- [WRITTEN EXERCISE]: Return all of the data exactly as given.

[Items from a figure collection]

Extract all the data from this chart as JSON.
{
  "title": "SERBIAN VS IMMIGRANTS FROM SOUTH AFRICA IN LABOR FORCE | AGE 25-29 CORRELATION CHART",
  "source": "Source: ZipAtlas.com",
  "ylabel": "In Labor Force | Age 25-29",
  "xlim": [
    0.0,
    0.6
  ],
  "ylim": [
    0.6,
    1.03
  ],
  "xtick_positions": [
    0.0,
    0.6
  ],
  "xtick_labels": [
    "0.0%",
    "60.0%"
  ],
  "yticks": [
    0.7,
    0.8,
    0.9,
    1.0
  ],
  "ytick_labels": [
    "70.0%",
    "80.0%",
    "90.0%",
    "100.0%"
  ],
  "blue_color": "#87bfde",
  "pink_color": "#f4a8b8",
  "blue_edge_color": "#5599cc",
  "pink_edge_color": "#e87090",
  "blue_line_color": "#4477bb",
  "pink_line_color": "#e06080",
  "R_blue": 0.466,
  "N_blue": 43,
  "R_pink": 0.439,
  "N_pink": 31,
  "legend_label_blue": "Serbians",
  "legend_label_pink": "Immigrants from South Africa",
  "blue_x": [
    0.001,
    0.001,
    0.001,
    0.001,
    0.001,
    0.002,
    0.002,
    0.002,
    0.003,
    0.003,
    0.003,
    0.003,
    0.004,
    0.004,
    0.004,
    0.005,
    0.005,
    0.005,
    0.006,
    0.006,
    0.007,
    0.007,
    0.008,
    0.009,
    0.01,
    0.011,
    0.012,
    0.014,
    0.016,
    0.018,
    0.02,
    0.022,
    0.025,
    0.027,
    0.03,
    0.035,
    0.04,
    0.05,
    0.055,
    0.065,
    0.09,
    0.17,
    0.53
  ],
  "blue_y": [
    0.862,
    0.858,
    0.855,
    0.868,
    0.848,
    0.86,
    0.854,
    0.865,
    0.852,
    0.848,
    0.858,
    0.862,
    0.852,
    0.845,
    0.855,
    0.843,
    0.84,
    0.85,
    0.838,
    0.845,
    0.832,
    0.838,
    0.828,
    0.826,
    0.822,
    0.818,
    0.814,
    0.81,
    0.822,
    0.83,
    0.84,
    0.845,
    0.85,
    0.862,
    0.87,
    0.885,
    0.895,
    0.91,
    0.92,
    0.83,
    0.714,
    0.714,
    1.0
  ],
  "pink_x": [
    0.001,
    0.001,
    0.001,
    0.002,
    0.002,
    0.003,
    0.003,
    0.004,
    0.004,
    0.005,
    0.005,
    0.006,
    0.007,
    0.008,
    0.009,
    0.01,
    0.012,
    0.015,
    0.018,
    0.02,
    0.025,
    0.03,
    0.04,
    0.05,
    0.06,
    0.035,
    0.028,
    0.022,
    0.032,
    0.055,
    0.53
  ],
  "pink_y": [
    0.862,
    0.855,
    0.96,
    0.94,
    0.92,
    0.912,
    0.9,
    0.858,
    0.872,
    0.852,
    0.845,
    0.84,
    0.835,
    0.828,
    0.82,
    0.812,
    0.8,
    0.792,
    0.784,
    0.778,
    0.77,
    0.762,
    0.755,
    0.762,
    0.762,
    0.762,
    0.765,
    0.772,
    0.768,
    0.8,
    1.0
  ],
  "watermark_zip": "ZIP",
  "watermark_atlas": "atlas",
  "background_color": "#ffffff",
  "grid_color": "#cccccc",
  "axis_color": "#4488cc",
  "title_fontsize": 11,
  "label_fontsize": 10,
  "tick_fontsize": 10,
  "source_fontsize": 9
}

- [RESPONSE FOR THIS EXERCISE]:
Extract all the data from this chart as JSON.
{
  "title": "SERBIAN VS IMMIGRANTS FROM SOUTH AFRICA IN LABOR FORCE | AGE 25-29 CORRELATION CHART",
  "source": "Source: ZipAtlas.com",
  "ylabel": "In Labor Force | Age 25-29",
  "xlim": [
    0.0,
    0.6
  ],
  "ylim": [
    0.6,
    1.03
  ],
  "xtick_positions": [
    0.0,
    0.6
  ],
  "xtick_labels": [
    "0.0%",
    "60.0%"
  ],
  "yticks": [
    0.7,
    0.8,
    0.9,
    1.0
  ],
  "ytick_labels": [
    "70.0%",
    "80.0%",
    "90.0%",
    "100.0%"
  ],
  "blue_color": "#87bfde",
  "pink_color": "#f4a8b8",
  "blue_edge_color": "#5599cc",
  "pink_edge_color": "#e87090",
  "blue_line_color": "#4477bb",
  "pink_line_color": "#e06080",
  "R_blue": 0.466,
  "N_blue": 43,
  "R_pink": 0.439,
  "N_pink": 31,
  "legend_label_blue": "Serbians",
  "legend_label_pink": "Immigrants from South Africa",
  "blue_x": [
    0.001,
    0.001,
    0.001,
    0.001,
    0.001,
    0.002,
    0.002,
    0.002,
    0.003,
    0.003,
    0.003,
    0.003,
    0.004,
    0.004,
    0.004,
    0.005,
    0.005,
    0.005,
    0.006,
    0.006,
    0.007,
    0.007,
    0.008,
    0.009,
    0.01,
    0.011,
    0.012,
    0.014,
    0.016,
    0.018,
    0.02,
    0.022,
    0.025,
    0.027,
    0.03,
    0.035,
    0.04,
    0.05,
    0.055,
    0.065,
    0.09,
    0.17,
    0.53
  ],
  "blue_y": [
    0.862,
    0.858,
    0.855,
    0.868,
    0.848,
    0.86,
    0.854,
    0.865,
    0.852,
    0.848,
    0.858,
    0.862,
    0.852,
    0.845,
    0.855,
    0.843,
    0.84,
    0.85,
    0.838,
    0.845,
    0.832,
    0.838,
    0.828,
    0.826,
    0.822,
    0.818,
    0.814,
    0.81,
    0.822,
    0.83,
    0.84,
    0.845,
    0.85,
    0.862,
    0.87,
    0.885,
    0.895,
    0.91,
    0.92,
    0.83,
    0.714,
    0.714,
    1.0
  ],
  "pink_x": [
    0.001,
    0.001,
    0.001,
    0.002,
    0.002,
    0.003,
    0.003,
    0.004,
    0.004,
    0.005,
    0.005,
    0.006,
    0.007,
    0.008,
    0.009,
    0.01,
    0.012,
    0.015,
    0.018,
    0.02,
    0.025,
    0.03,
    0.04,
    0.05,
    0.06,
    0.035,
    0.028,
    0.022,
    0.032,
    0.055,
    0.53
  ],
  "pink_y": [
    0.862,
    0.855,
    0.96,
    0.94,
    0.92,
    0.912,
    0.9,
    0.858,
    0.872,
    0.852,
    0.845,
    0.84,
    0.835,
    0.828,
    0.82,
    0.812,
    0.8,
    0.792,
    0.784,
    0.778,
    0.77,
    0.762,
    0.755,
    0.762,
    0.762,
    0.762,
    0.765,
    0.772,
    0.768,
    0.8,
    1.0
  ],
  "watermark_zip": "ZIP",
  "watermark_atlas": "atlas",
  "background_color": "#ffffff",
  "grid_color": "#cccccc",
  "axis_color": "#4488cc",
  "title_fontsize": 11,
  "label_fontsize": 10,
  "tick_fontsize": 10,
  "source_fontsize": 9
}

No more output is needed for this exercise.